OBJECTIVE: Write out every line of the material exactly as it appears.

PROVIDED ENTRIES:
::::::::

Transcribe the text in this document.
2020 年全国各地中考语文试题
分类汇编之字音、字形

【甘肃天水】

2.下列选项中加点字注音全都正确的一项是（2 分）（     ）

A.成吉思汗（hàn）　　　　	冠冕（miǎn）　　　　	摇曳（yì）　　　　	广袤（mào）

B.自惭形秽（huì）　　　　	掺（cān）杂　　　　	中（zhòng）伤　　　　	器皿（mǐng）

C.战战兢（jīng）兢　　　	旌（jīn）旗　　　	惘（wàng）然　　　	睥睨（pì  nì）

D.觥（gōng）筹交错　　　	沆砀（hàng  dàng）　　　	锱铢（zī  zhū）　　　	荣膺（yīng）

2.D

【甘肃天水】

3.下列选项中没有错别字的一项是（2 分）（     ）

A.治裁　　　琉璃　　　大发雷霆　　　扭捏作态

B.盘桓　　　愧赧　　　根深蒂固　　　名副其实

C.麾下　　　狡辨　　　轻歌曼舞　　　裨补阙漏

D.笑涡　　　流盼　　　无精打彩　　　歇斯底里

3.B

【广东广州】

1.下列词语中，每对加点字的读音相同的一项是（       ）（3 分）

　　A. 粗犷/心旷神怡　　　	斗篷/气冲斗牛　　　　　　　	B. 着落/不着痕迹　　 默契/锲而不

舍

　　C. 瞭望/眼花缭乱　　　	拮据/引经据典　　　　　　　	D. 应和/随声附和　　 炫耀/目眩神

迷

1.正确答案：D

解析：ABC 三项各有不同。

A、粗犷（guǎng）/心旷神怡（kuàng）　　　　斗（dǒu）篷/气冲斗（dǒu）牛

::::::::

CORRECT OUTPUT:
Transcribe the text in this document.
2020 年全国各地中考语文试题
分类汇编之字音、字形

【甘肃天水】

2.下列选项中加点字注音全都正确的一项是（2 分）（     ）

A.成吉思汗（hàn）　　　　	冠冕（miǎn）　　　　	摇曳（yì）　　　　	广袤（mào）

B.自惭形秽（huì）　　　　	掺（cān）杂　　　　	中（zhòng）伤　　　　	器皿（mǐng）

C.战战兢（jīng）兢　　　	旌（jīn）旗　　　	惘（wàng）然　　　	睥睨（pì  nì）

D.觥（gōng）筹交错　　　	沆砀（hàng  dàng）　　　	锱铢（zī  zhū）　　　	荣膺（yīng）

2.D

【甘肃天水】

3.下列选项中没有错别字的一项是（2 分）（     ）

A.治裁　　　琉璃　　　大发雷霆　　　扭捏作态

B.盘桓　　　愧赧　　　根深蒂固　　　名副其实

C.麾下　　　狡辨　　　轻歌曼舞　　　裨补阙漏

D.笑涡　　　流盼　　　无精打彩　　　歇斯底里

3.B

【广东广州】

1.下列词语中，每对加点字的读音相同的一项是（       ）（3 分）

　　A. 粗犷/心旷神怡　　　	斗篷/气冲斗牛　　　　　　　	B. 着落/不着痕迹　　 默契/锲而不

舍

　　C. 瞭望/眼花缭乱　　　	拮据/引经据典　　　　　　　	D. 应和/随声附和　　 炫耀/目眩神

迷

1.正确答案：D

解析：ABC 三项各有不同。

A、粗犷（guǎng）/心旷神怡（kuàng）　　　　斗（dǒu）篷/气冲斗（dǒu）牛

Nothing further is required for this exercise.